* [STATED TASK]
Take the entries below and reproduce them word for word.

* [DATA EXTRACT]
○ ○ ○ ○
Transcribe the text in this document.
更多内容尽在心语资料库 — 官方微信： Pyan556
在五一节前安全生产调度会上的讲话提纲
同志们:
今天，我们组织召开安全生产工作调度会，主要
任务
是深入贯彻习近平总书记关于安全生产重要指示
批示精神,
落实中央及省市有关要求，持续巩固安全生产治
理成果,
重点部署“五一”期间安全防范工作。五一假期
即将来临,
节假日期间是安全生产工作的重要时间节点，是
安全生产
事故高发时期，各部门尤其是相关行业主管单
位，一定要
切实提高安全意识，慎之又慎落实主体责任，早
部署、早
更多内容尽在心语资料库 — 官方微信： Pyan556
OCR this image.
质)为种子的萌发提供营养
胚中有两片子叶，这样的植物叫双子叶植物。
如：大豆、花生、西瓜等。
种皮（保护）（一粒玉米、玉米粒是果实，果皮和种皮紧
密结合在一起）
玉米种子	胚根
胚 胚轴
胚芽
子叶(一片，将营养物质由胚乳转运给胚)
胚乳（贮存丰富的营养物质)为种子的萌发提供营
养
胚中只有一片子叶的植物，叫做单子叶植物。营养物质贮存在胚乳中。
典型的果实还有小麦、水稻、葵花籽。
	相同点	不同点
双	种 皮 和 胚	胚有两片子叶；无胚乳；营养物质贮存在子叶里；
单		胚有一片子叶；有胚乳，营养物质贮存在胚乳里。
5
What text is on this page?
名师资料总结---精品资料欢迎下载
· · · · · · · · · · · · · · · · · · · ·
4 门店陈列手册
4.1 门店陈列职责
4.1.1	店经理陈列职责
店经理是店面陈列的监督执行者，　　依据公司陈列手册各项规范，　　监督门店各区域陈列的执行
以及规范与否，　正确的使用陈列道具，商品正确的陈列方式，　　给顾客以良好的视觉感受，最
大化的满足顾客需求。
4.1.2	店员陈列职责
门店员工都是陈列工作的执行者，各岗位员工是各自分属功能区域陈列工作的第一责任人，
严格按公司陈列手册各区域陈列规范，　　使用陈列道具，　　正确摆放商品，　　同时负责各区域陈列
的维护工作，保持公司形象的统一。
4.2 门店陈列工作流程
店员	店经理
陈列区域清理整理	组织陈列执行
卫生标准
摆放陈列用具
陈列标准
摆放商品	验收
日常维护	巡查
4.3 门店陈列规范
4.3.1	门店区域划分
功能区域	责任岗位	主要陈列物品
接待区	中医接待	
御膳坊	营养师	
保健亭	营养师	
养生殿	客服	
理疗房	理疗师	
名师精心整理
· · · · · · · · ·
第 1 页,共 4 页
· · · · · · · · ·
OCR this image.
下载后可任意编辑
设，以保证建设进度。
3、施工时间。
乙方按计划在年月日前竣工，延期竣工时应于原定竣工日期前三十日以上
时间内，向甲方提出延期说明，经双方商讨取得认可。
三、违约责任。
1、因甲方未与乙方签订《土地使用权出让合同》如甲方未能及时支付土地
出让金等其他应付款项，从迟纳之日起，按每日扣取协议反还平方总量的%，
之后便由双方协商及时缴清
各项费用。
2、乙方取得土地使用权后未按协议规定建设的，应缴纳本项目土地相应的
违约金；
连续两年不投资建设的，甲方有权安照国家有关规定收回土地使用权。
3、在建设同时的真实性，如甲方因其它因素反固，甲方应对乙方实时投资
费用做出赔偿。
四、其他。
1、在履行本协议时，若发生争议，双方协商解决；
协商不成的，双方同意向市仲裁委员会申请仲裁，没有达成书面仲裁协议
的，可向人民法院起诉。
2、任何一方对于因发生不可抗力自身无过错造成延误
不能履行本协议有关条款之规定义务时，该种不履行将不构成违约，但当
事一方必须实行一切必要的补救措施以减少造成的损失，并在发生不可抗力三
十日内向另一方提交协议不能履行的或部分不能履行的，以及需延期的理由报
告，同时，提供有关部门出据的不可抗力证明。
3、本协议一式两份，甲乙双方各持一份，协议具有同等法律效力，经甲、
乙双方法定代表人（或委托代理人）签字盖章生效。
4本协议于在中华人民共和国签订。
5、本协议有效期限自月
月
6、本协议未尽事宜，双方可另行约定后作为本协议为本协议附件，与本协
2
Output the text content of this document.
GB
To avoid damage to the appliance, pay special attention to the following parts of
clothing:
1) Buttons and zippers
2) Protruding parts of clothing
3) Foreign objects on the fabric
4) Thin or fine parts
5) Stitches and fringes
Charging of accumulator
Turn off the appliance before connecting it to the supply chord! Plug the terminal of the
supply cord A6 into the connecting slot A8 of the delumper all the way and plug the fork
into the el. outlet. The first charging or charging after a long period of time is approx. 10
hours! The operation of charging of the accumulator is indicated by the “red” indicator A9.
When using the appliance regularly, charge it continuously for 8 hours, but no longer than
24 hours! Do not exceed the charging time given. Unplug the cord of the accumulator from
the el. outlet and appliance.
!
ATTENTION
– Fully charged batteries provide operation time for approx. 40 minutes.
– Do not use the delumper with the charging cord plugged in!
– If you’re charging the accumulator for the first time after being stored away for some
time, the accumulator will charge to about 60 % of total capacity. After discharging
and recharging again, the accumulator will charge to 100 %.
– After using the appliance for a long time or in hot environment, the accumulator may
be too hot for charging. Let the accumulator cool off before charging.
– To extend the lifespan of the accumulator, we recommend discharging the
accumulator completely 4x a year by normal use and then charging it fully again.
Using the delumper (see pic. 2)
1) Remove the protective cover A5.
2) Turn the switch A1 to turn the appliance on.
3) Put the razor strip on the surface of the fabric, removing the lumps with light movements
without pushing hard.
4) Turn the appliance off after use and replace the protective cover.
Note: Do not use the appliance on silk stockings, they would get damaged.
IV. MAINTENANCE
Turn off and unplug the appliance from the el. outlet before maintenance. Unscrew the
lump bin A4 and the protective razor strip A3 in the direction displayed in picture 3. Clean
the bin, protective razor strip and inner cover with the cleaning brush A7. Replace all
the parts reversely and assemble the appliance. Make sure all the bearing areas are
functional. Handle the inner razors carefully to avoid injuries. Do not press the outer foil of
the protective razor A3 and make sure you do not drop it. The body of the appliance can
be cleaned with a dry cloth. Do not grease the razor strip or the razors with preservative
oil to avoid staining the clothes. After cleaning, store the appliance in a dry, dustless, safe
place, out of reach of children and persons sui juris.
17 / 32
○ ○ ○ ○
* [WRITTEN ANSWER]
Transcribe the text in this document.
更多内容尽在心语资料库 — 官方微信： Pyan556
在五一节前安全生产调度会上的讲话提纲
同志们:
今天，我们组织召开安全生产工作调度会，主要
任务
是深入贯彻习近平总书记关于安全生产重要指示
批示精神,
落实中央及省市有关要求，持续巩固安全生产治
理成果,
重点部署“五一”期间安全防范工作。五一假期
即将来临,
节假日期间是安全生产工作的重要时间节点，是
安全生产
事故高发时期，各部门尤其是相关行业主管单
位，一定要
切实提高安全意识，慎之又慎落实主体责任，早
部署、早
更多内容尽在心语资料库 — 官方微信： Pyan556
OCR this image.
质)为种子的萌发提供营养
胚中有两片子叶，这样的植物叫双子叶植物。
如：大豆、花生、西瓜等。
种皮（保护）（一粒玉米、玉米粒是果实，果皮和种皮紧
密结合在一起）
玉米种子	胚根
胚 胚轴
胚芽
子叶(一片，将营养物质由胚乳转运给胚)
胚乳（贮存丰富的营养物质)为种子的萌发提供营
养
胚中只有一片子叶的植物，叫做单子叶植物。营养物质贮存在胚乳中。
典型的果实还有小麦、水稻、葵花籽。
	相同点	不同点
双	种 皮 和 胚	胚有两片子叶；无胚乳；营养物质贮存在子叶里；
单		胚有一片子叶；有胚乳，营养物质贮存在胚乳里。
5
What text is on this page?
名师资料总结---精品资料欢迎下载
· · · · · · · · · · · · · · · · · · · ·
4 门店陈列手册
4.1 门店陈列职责
4.1.1	店经理陈列职责
店经理是店面陈列的监督执行者，　　依据公司陈列手册各项规范，　　监督门店各区域陈列的执行
以及规范与否，　正确的使用陈列道具，商品正确的陈列方式，　　给顾客以良好的视觉感受，最
大化的满足顾客需求。
4.1.2	店员陈列职责
门店员工都是陈列工作的执行者，各岗位员工是各自分属功能区域陈列工作的第一责任人，
严格按公司陈列手册各区域陈列规范，　　使用陈列道具，　　正确摆放商品，　　同时负责各区域陈列
的维护工作，保持公司形象的统一。
4.2 门店陈列工作流程
店员	店经理
陈列区域清理整理	组织陈列执行
卫生标准
摆放陈列用具
陈列标准
摆放商品	验收
日常维护	巡查
4.3 门店陈列规范
4.3.1	门店区域划分
功能区域	责任岗位	主要陈列物品
接待区	中医接待	
御膳坊	营养师	
保健亭	营养师	
养生殿	客服	
理疗房	理疗师	
名师精心整理
· · · · · · · · ·
第 1 页,共 4 页
· · · · · · · · ·
OCR this image.
下载后可任意编辑
设，以保证建设进度。
3、施工时间。
乙方按计划在年月日前竣工，延期竣工时应于原定竣工日期前三十日以上
时间内，向甲方提出延期说明，经双方商讨取得认可。
三、违约责任。
1、因甲方未与乙方签订《土地使用权出让合同》如甲方未能及时支付土地
出让金等其他应付款项，从迟纳之日起，按每日扣取协议反还平方总量的%，
之后便由双方协商及时缴清
各项费用。
2、乙方取得土地使用权后未按协议规定建设的，应缴纳本项目土地相应的
违约金；
连续两年不投资建设的，甲方有权安照国家有关规定收回土地使用权。
3、在建设同时的真实性，如甲方因其它因素反固，甲方应对乙方实时投资
费用做出赔偿。
四、其他。
1、在履行本协议时，若发生争议，双方协商解决；
协商不成的，双方同意向市仲裁委员会申请仲裁，没有达成书面仲裁协议
的，可向人民法院起诉。
2、任何一方对于因发生不可抗力自身无过错造成延误
不能履行本协议有关条款之规定义务时，该种不履行将不构成违约，但当
事一方必须实行一切必要的补救措施以减少造成的损失，并在发生不可抗力三
十日内向另一方提交协议不能履行的或部分不能履行的，以及需延期的理由报
告，同时，提供有关部门出据的不可抗力证明。
3、本协议一式两份，甲乙双方各持一份，协议具有同等法律效力，经甲、
乙双方法定代表人（或委托代理人）签字盖章生效。
4本协议于在中华人民共和国签订。
5、本协议有效期限自月
月
6、本协议未尽事宜，双方可另行约定后作为本协议为本协议附件，与本协
2
Output the text content of this document.
GB
To avoid damage to the appliance, pay special attention to the following parts of
clothing:
1) Buttons and zippers
2) Protruding parts of clothing
3) Foreign objects on the fabric
4) Thin or fine parts
5) Stitches and fringes
Charging of accumulator
Turn off the appliance before connecting it to the supply chord! Plug the terminal of the
supply cord A6 into the connecting slot A8 of the delumper all the way and plug the fork
into the el. outlet. The first charging or charging after a long period of time is approx. 10
hours! The operation of charging of the accumulator is indicated by the “red” indicator A9.
When using the appliance regularly, charge it continuously for 8 hours, but no longer than
24 hours! Do not exceed the charging time given. Unplug the cord of the accumulator from
the el. outlet and appliance.
!
ATTENTION
– Fully charged batteries provide operation time for approx. 40 minutes.
– Do not use the delumper with the charging cord plugged in!
– If you’re charging the accumulator for the first time after being stored away for some
time, the accumulator will charge to about 60 % of total capacity. After discharging
and recharging again, the accumulator will charge to 100 %.
– After using the appliance for a long time or in hot environment, the accumulator may
be too hot for charging. Let the accumulator cool off before charging.
– To extend the lifespan of the accumulator, we recommend discharging the
accumulator completely 4x a year by normal use and then charging it fully again.
Using the delumper (see pic. 2)
1) Remove the protective cover A5.
2) Turn the switch A1 to turn the appliance on.
3) Put the razor strip on the surface of the fabric, removing the lumps with light movements
without pushing hard.
4) Turn the appliance off after use and replace the protective cover.
Note: Do not use the appliance on silk stockings, they would get damaged.
IV. MAINTENANCE
Turn off and unplug the appliance from the el. outlet before maintenance. Unscrew the
lump bin A4 and the protective razor strip A3 in the direction displayed in picture 3. Clean
the bin, protective razor strip and inner cover with the cleaning brush A7. Replace all
the parts reversely and assemble the appliance. Make sure all the bearing areas are
functional. Handle the inner razors carefully to avoid injuries. Do not press the outer foil of
the protective razor A3 and make sure you do not drop it. The body of the appliance can
be cleaned with a dry cloth. Do not grease the razor strip or the razors with preservative
oil to avoid staining the clothes. After cleaning, store the appliance in a dry, dustless, safe
place, out of reach of children and persons sui juris.
17 / 32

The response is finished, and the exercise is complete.